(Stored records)
== == ==

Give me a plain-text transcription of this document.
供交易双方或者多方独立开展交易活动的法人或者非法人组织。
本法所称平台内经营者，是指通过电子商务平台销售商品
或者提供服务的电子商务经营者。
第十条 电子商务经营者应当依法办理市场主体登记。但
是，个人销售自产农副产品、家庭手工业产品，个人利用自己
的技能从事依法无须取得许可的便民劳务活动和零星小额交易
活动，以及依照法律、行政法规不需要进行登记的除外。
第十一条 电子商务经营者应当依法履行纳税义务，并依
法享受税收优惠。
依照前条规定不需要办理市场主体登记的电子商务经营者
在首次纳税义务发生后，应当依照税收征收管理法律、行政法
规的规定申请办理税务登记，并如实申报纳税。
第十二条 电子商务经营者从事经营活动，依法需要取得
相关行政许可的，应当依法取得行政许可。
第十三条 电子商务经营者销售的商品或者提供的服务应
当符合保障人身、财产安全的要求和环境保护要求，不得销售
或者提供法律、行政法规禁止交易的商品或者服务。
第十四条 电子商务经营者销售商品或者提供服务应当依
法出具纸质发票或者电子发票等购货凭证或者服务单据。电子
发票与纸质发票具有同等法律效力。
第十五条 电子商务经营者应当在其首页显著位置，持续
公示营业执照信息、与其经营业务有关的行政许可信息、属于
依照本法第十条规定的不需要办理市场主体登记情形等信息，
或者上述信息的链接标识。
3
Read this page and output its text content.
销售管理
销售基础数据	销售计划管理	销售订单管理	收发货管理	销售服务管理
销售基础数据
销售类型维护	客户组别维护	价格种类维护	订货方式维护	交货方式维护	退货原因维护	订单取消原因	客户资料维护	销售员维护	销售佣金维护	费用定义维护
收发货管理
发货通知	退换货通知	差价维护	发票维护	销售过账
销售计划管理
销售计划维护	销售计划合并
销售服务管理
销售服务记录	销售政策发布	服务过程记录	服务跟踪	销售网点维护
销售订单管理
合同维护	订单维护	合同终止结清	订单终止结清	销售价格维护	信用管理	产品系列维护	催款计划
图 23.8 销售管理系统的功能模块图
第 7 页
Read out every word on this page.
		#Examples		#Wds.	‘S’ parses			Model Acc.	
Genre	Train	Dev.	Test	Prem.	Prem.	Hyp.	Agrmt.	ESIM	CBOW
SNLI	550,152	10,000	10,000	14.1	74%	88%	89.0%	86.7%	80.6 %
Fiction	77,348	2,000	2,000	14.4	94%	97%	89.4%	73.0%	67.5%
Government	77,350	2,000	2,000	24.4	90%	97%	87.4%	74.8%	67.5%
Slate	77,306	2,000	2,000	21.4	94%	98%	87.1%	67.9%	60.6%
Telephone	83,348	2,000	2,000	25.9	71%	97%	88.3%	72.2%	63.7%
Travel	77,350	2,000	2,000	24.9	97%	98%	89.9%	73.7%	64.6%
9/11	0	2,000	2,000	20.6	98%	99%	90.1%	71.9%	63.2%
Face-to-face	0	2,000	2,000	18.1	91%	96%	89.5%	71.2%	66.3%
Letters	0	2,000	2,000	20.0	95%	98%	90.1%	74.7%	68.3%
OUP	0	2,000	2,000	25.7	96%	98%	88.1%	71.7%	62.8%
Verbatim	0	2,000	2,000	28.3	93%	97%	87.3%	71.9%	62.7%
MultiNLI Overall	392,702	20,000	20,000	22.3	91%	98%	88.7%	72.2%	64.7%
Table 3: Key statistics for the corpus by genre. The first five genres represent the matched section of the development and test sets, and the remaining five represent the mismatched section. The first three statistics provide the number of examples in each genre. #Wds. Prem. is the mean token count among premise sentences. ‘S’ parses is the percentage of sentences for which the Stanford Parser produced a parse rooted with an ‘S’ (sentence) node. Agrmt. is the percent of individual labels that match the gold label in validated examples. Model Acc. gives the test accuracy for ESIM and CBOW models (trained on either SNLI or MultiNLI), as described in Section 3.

== == ==

> JOB:
Go through the listing and copy all of it exactly.

> FULL ANSWER:
Give me a plain-text transcription of this document.
供交易双方或者多方独立开展交易活动的法人或者非法人组织。
本法所称平台内经营者，是指通过电子商务平台销售商品
或者提供服务的电子商务经营者。
第十条 电子商务经营者应当依法办理市场主体登记。但
是，个人销售自产农副产品、家庭手工业产品，个人利用自己
的技能从事依法无须取得许可的便民劳务活动和零星小额交易
活动，以及依照法律、行政法规不需要进行登记的除外。
第十一条 电子商务经营者应当依法履行纳税义务，并依
法享受税收优惠。
依照前条规定不需要办理市场主体登记的电子商务经营者
在首次纳税义务发生后，应当依照税收征收管理法律、行政法
规的规定申请办理税务登记，并如实申报纳税。
第十二条 电子商务经营者从事经营活动，依法需要取得
相关行政许可的，应当依法取得行政许可。
第十三条 电子商务经营者销售的商品或者提供的服务应
当符合保障人身、财产安全的要求和环境保护要求，不得销售
或者提供法律、行政法规禁止交易的商品或者服务。
第十四条 电子商务经营者销售商品或者提供服务应当依
法出具纸质发票或者电子发票等购货凭证或者服务单据。电子
发票与纸质发票具有同等法律效力。
第十五条 电子商务经营者应当在其首页显著位置，持续
公示营业执照信息、与其经营业务有关的行政许可信息、属于
依照本法第十条规定的不需要办理市场主体登记情形等信息，
或者上述信息的链接标识。
3
Read this page and output its text content.
销售管理
销售基础数据	销售计划管理	销售订单管理	收发货管理	销售服务管理
销售基础数据
销售类型维护	客户组别维护	价格种类维护	订货方式维护	交货方式维护	退货原因维护	订单取消原因	客户资料维护	销售员维护	销售佣金维护	费用定义维护
收发货管理
发货通知	退换货通知	差价维护	发票维护	销售过账
销售计划管理
销售计划维护	销售计划合并
销售服务管理
销售服务记录	销售政策发布	服务过程记录	服务跟踪	销售网点维护
销售订单管理
合同维护	订单维护	合同终止结清	订单终止结清	销售价格维护	信用管理	产品系列维护	催款计划
图 23.8 销售管理系统的功能模块图
第 7 页
Read out every word on this page.
		#Examples		#Wds.	‘S’ parses			Model Acc.	
Genre	Train	Dev.	Test	Prem.	Prem.	Hyp.	Agrmt.	ESIM	CBOW
SNLI	550,152	10,000	10,000	14.1	74%	88%	89.0%	86.7%	80.6 %
Fiction	77,348	2,000	2,000	14.4	94%	97%	89.4%	73.0%	67.5%
Government	77,350	2,000	2,000	24.4	90%	97%	87.4%	74.8%	67.5%
Slate	77,306	2,000	2,000	21.4	94%	98%	87.1%	67.9%	60.6%
Telephone	83,348	2,000	2,000	25.9	71%	97%	88.3%	72.2%	63.7%
Travel	77,350	2,000	2,000	24.9	97%	98%	89.9%	73.7%	64.6%
9/11	0	2,000	2,000	20.6	98%	99%	90.1%	71.9%	63.2%
Face-to-face	0	2,000	2,000	18.1	91%	96%	89.5%	71.2%	66.3%
Letters	0	2,000	2,000	20.0	95%	98%	90.1%	74.7%	68.3%
OUP	0	2,000	2,000	25.7	96%	98%	88.1%	71.7%	62.8%
Verbatim	0	2,000	2,000	28.3	93%	97%	87.3%	71.9%	62.7%
MultiNLI Overall	392,702	20,000	20,000	22.3	91%	98%	88.7%	72.2%	64.7%
Table 3: Key statistics for the corpus by genre. The first five genres represent the matched section of the development and test sets, and the remaining five represent the mismatched section. The first three statistics provide the number of examples in each genre. #Wds. Prem. is the mean token count among premise sentences. ‘S’ parses is the percentage of sentences for which the Stanford Parser produced a parse rooted with an ‘S’ (sentence) node. Agrmt. is the percent of individual labels that match the gold label in validated examples. Model Acc. gives the test accuracy for ESIM and CBOW models (trained on either SNLI or MultiNLI), as described in Section 3.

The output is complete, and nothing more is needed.